Task prompt:
Count the lines in the records that contain the string "image". Reply with the number only.
-------- Dataset rows
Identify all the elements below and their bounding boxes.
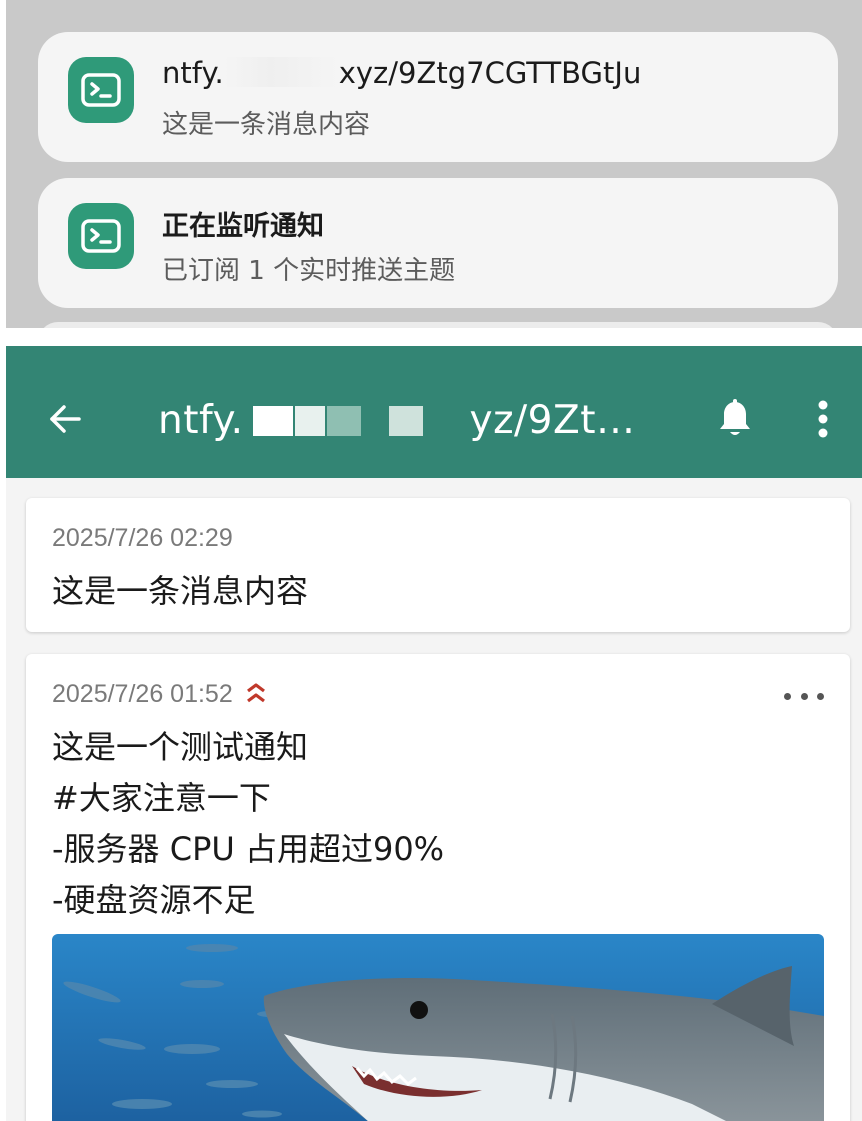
notification-body: 已订阅 1 个实时推送主题 [162, 256, 456, 286]
notification-settings-button[interactable] [712, 396, 758, 442]
message-time: 2025/7/26 01:52 [52, 680, 233, 708]
ntfy-app-screen: ntfy. yz/9Zt… 2025/7/26 02:29 这是一条消息内容 20… [6, 346, 862, 1121]
message-card[interactable]: 2025/7/26 02:29 这是一条消息内容 [26, 498, 850, 632]
terminal-icon [68, 203, 134, 269]
attachment-image[interactable] [52, 934, 824, 1121]
message-text: 这是一条消息内容 [52, 572, 309, 610]
notification-body: 这是一条消息内容 [162, 110, 371, 140]
dot [800, 692, 808, 700]
terminal-icon [68, 57, 134, 123]
more-vertical-icon [818, 400, 828, 438]
notification-title: 正在监听通知 [162, 211, 324, 242]
dot [784, 692, 791, 700]
bell-icon [720, 399, 750, 435]
shark-image [52, 934, 824, 1121]
redacted-area [223, 57, 339, 87]
notification-title: ntfy. xyz/9Ztg7CGTTBGtJu [162, 56, 642, 90]
app-toolbar: ntfy. yz/9Zt… [6, 346, 862, 478]
topic-title: ntfy. yz/9Zt… [158, 398, 636, 446]
redacted-area [253, 401, 463, 446]
message-time: 2025/7/26 02:29 [52, 524, 233, 552]
overflow-menu-button[interactable] [800, 396, 846, 442]
dot [817, 692, 824, 700]
back-button[interactable] [42, 396, 88, 442]
notification-shade: ntfy. xyz/9Ztg7CGTTBGtJu 这是一条消息内容 正在监听通知 … [6, 0, 862, 328]
message-menu-button[interactable] [784, 684, 824, 708]
notification-peek [38, 322, 838, 328]
notification-listening[interactable]: 正在监听通知 已订阅 1 个实时推送主题 [38, 178, 838, 308]
notification-message[interactable]: ntfy. xyz/9Ztg7CGTTBGtJu 这是一条消息内容 [38, 32, 838, 162]
message-card[interactable]: 2025/7/26 01:52 这是一个测试通知 #大家注意一下 -服务器 CP… [26, 654, 850, 1121]
high-priority-icon [245, 682, 267, 711]
message-time-row: 2025/7/26 01:52 [52, 680, 267, 711]
arrow-left-icon [50, 405, 81, 433]
message-text: 这是一个测试通知 #大家注意一下 -服务器 CPU 占用超过90% -硬盘资源不… [52, 728, 445, 919]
----------------
Result of the task:
2